### [INSTRUCTIONS FOR THE TASK]
Return each line of the records that contains the string "agency".

### [RECORDS FOR THE TASK]

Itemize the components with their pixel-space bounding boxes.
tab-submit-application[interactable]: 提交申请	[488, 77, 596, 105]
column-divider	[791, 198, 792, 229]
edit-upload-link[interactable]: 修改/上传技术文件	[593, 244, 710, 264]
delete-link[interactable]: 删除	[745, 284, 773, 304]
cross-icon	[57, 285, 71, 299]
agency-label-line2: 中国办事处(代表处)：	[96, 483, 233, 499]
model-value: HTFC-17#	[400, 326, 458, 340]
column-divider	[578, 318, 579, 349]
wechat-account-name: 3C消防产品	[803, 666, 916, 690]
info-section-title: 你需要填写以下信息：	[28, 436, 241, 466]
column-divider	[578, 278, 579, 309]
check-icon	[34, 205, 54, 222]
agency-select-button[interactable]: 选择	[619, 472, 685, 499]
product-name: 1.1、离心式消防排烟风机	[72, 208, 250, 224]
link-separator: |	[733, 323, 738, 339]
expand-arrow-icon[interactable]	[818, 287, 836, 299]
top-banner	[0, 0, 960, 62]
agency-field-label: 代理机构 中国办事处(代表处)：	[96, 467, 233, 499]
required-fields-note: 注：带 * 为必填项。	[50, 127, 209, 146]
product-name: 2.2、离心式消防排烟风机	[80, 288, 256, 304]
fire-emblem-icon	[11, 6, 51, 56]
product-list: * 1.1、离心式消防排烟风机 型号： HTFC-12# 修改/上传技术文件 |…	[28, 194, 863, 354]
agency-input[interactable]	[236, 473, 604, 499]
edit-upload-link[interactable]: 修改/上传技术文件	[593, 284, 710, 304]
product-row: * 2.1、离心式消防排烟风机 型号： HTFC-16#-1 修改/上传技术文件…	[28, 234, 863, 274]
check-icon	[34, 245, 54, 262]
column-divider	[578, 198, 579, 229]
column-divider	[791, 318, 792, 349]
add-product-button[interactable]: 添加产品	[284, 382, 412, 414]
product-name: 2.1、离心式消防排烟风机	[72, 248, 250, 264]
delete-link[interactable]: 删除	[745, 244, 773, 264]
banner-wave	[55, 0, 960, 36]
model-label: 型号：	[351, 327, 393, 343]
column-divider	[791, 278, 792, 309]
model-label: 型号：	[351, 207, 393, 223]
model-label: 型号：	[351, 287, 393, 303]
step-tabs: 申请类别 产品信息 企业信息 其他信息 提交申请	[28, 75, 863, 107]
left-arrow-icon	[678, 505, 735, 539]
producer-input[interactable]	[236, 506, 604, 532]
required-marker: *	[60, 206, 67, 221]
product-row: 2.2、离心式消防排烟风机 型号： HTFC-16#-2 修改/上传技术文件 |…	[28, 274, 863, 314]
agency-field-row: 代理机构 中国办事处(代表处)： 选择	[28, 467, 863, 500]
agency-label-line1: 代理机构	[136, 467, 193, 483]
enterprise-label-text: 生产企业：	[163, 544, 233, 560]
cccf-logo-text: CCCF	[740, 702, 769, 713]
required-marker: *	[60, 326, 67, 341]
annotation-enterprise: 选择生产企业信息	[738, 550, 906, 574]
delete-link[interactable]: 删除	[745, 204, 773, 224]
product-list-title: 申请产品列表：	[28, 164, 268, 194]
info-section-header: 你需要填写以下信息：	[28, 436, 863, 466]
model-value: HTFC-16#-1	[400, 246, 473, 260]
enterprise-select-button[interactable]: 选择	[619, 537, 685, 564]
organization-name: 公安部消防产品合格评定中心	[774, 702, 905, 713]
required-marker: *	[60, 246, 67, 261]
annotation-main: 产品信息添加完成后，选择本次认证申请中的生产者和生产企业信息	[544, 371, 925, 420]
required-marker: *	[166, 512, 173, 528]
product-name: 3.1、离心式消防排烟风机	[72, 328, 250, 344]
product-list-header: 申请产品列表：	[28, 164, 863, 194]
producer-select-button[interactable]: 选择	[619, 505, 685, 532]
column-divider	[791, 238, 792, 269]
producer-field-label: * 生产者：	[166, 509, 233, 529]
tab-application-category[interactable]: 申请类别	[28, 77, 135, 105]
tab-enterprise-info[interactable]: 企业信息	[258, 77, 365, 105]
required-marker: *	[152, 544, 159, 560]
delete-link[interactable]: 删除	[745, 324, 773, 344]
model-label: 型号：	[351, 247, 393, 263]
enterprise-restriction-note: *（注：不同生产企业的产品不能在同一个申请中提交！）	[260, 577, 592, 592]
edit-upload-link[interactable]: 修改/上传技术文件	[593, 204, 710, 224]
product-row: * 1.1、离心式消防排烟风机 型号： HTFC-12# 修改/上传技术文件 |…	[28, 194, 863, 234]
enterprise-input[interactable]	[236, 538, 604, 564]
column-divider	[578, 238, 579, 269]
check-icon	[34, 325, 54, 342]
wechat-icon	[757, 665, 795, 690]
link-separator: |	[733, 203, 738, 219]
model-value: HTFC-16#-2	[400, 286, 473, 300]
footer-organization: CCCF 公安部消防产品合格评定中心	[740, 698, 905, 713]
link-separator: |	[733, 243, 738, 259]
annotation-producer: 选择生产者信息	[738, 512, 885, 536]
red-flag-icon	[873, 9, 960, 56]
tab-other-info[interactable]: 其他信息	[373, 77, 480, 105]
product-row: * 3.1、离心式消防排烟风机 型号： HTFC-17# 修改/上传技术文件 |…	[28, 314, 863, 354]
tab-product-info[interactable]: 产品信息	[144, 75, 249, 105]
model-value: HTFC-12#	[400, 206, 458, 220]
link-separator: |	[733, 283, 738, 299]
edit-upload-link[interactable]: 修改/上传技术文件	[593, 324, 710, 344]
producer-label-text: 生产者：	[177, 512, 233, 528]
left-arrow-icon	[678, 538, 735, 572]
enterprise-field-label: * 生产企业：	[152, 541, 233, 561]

### [FINISHED TASK]
agency-label-line2: 中国办事处(代表处)：	[96, 483, 233, 499]
agency-select-button[interactable]: 选择	[619, 472, 685, 499]
agency-field-label: 代理机构 中国办事处(代表处)：	[96, 467, 233, 499]
agency-input[interactable]	[236, 473, 604, 499]
agency-field-row: 代理机构 中国办事处(代表处)： 选择	[28, 467, 863, 500]
agency-label-line1: 代理机构	[136, 467, 193, 483]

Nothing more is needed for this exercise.